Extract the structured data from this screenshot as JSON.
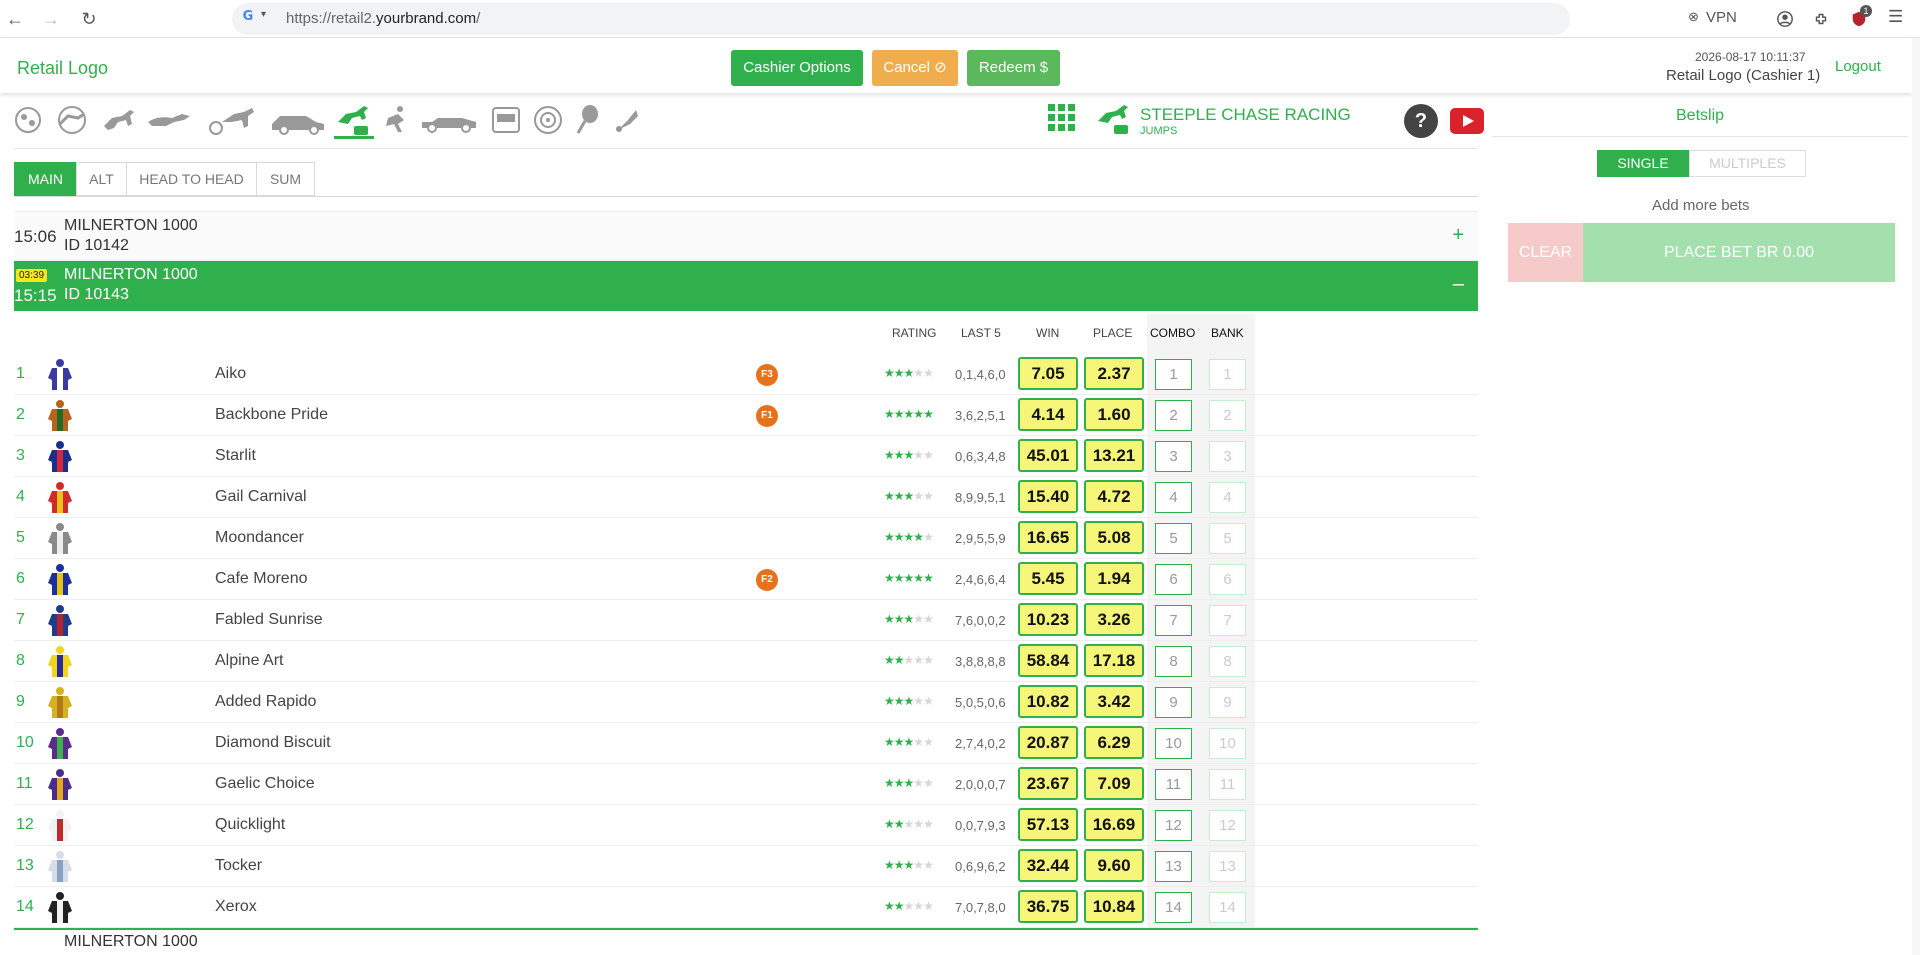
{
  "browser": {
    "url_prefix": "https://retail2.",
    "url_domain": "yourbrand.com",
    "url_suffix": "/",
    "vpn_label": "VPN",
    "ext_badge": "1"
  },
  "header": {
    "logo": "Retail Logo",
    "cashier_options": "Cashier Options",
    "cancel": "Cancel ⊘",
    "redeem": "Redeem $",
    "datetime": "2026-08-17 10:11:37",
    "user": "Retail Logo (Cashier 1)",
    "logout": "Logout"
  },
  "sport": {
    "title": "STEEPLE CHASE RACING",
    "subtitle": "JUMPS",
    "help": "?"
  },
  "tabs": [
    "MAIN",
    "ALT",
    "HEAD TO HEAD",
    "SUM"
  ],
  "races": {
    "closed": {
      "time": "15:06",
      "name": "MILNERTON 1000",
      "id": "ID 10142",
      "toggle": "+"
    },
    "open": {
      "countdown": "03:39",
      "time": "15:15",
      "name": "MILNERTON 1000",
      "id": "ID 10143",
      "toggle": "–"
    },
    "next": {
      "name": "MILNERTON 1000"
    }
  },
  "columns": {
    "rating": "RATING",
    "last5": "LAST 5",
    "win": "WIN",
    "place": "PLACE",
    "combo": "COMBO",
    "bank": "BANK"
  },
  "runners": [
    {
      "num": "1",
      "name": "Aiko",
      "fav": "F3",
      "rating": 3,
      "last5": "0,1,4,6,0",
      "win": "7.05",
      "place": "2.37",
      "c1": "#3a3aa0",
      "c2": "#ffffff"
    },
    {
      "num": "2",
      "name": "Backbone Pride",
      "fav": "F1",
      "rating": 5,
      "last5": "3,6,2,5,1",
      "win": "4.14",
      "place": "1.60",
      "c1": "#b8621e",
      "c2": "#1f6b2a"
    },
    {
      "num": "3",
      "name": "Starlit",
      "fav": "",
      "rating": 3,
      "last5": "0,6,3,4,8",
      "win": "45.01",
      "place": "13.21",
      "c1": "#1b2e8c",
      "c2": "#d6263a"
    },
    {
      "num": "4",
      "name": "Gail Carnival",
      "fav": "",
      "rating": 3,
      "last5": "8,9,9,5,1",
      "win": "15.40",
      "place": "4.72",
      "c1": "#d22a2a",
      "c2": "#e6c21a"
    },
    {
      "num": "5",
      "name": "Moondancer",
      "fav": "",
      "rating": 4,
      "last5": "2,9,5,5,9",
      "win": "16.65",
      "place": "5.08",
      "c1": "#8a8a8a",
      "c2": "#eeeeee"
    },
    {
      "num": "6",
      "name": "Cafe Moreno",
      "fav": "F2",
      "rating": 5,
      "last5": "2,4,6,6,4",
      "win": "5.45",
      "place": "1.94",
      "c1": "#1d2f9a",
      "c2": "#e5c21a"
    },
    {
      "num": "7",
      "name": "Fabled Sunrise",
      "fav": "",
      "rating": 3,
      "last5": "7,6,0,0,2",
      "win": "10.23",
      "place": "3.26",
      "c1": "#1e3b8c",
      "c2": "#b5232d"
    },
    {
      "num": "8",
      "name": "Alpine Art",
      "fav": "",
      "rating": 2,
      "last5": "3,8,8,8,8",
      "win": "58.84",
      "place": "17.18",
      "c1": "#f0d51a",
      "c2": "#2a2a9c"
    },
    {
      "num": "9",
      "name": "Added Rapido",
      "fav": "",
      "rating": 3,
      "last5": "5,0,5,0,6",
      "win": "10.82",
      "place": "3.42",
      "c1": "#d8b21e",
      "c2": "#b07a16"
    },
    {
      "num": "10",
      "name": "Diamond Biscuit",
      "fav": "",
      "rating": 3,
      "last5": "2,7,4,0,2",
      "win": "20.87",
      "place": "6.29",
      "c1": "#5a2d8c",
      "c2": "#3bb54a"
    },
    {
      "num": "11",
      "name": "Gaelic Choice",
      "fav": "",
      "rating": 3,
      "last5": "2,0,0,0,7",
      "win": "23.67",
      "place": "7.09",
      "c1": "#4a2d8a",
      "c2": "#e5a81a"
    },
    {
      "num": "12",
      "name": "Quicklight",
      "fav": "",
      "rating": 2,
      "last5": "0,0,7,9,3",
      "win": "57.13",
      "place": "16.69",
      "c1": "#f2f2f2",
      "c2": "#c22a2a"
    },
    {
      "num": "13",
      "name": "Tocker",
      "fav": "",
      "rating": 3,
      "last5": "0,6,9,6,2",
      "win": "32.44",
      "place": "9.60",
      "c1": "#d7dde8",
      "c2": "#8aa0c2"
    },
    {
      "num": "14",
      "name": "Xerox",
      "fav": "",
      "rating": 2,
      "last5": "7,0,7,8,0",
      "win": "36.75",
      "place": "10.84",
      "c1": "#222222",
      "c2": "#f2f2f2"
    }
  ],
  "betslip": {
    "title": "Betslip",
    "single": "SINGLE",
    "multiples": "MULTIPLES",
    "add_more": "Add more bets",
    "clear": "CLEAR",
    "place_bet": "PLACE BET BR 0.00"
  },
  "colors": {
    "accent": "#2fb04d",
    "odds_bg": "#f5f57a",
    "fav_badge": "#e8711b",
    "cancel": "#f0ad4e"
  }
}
===
Output all of the data exactly as it stands, minus any images.

**ANSWER FOR THIS EXERCISE:**
Extract the structured data from this screenshot as JSON.
{
  "browser": {
    "url_prefix": "https://retail2.",
    "url_domain": "yourbrand.com",
    "url_suffix": "/",
    "vpn_label": "VPN",
    "ext_badge": "1"
  },
  "header": {
    "logo": "Retail Logo",
    "cashier_options": "Cashier Options",
    "cancel": "Cancel ⊘",
    "redeem": "Redeem $",
    "datetime": "2026-08-17 10:11:37",
    "user": "Retail Logo (Cashier 1)",
    "logout": "Logout"
  },
  "sport": {
    "title": "STEEPLE CHASE RACING",
    "subtitle": "JUMPS",
    "help": "?"
  },
  "tabs": [
    "MAIN",
    "ALT",
    "HEAD TO HEAD",
    "SUM"
  ],
  "races": {
    "closed": {
      "time": "15:06",
      "name": "MILNERTON 1000",
      "id": "ID 10142",
      "toggle": "+"
    },
    "open": {
      "countdown": "03:39",
      "time": "15:15",
      "name": "MILNERTON 1000",
      "id": "ID 10143",
      "toggle": "–"
    },
    "next": {
      "name": "MILNERTON 1000"
    }
  },
  "columns": {
    "rating": "RATING",
    "last5": "LAST 5",
    "win": "WIN",
    "place": "PLACE",
    "combo": "COMBO",
    "bank": "BANK"
  },
  "runners": [
    {
      "num": "1",
      "name": "Aiko",
      "fav": "F3",
      "rating": 3,
      "last5": "0,1,4,6,0",
      "win": "7.05",
      "place": "2.37",
      "c1": "#3a3aa0",
      "c2": "#ffffff"
    },
    {
      "num": "2",
      "name": "Backbone Pride",
      "fav": "F1",
      "rating": 5,
      "last5": "3,6,2,5,1",
      "win": "4.14",
      "place": "1.60",
      "c1": "#b8621e",
      "c2": "#1f6b2a"
    },
    {
      "num": "3",
      "name": "Starlit",
      "fav": "",
      "rating": 3,
      "last5": "0,6,3,4,8",
      "win": "45.01",
      "place": "13.21",
      "c1": "#1b2e8c",
      "c2": "#d6263a"
    },
    {
      "num": "4",
      "name": "Gail Carnival",
      "fav": "",
      "rating": 3,
      "last5": "8,9,9,5,1",
      "win": "15.40",
      "place": "4.72",
      "c1": "#d22a2a",
      "c2": "#e6c21a"
    },
    {
      "num": "5",
      "name": "Moondancer",
      "fav": "",
      "rating": 4,
      "last5": "2,9,5,5,9",
      "win": "16.65",
      "place": "5.08",
      "c1": "#8a8a8a",
      "c2": "#eeeeee"
    },
    {
      "num": "6",
      "name": "Cafe Moreno",
      "fav": "F2",
      "rating": 5,
      "last5": "2,4,6,6,4",
      "win": "5.45",
      "place": "1.94",
      "c1": "#1d2f9a",
      "c2": "#e5c21a"
    },
    {
      "num": "7",
      "name": "Fabled Sunrise",
      "fav": "",
      "rating": 3,
      "last5": "7,6,0,0,2",
      "win": "10.23",
      "place": "3.26",
      "c1": "#1e3b8c",
      "c2": "#b5232d"
    },
    {
      "num": "8",
      "name": "Alpine Art",
      "fav": "",
      "rating": 2,
      "last5": "3,8,8,8,8",
      "win": "58.84",
      "place": "17.18",
      "c1": "#f0d51a",
      "c2": "#2a2a9c"
    },
    {
      "num": "9",
      "name": "Added Rapido",
      "fav": "",
      "rating": 3,
      "last5": "5,0,5,0,6",
      "win": "10.82",
      "place": "3.42",
      "c1": "#d8b21e",
      "c2": "#b07a16"
    },
    {
      "num": "10",
      "name": "Diamond Biscuit",
      "fav": "",
      "rating": 3,
      "last5": "2,7,4,0,2",
      "win": "20.87",
      "place": "6.29",
      "c1": "#5a2d8c",
      "c2": "#3bb54a"
    },
    {
      "num": "11",
      "name": "Gaelic Choice",
      "fav": "",
      "rating": 3,
      "last5": "2,0,0,0,7",
      "win": "23.67",
      "place": "7.09",
      "c1": "#4a2d8a",
      "c2": "#e5a81a"
    },
    {
      "num": "12",
      "name": "Quicklight",
      "fav": "",
      "rating": 2,
      "last5": "0,0,7,9,3",
      "win": "57.13",
      "place": "16.69",
      "c1": "#f2f2f2",
      "c2": "#c22a2a"
    },
    {
      "num": "13",
      "name": "Tocker",
      "fav": "",
      "rating": 3,
      "last5": "0,6,9,6,2",
      "win": "32.44",
      "place": "9.60",
      "c1": "#d7dde8",
      "c2": "#8aa0c2"
    },
    {
      "num": "14",
      "name": "Xerox",
      "fav": "",
      "rating": 2,
      "last5": "7,0,7,8,0",
      "win": "36.75",
      "place": "10.84",
      "c1": "#222222",
      "c2": "#f2f2f2"
    }
  ],
  "betslip": {
    "title": "Betslip",
    "single": "SINGLE",
    "multiples": "MULTIPLES",
    "add_more": "Add more bets",
    "clear": "CLEAR",
    "place_bet": "PLACE BET BR 0.00"
  },
  "colors": {
    "accent": "#2fb04d",
    "odds_bg": "#f5f57a",
    "fav_badge": "#e8711b",
    "cancel": "#f0ad4e"
  }
}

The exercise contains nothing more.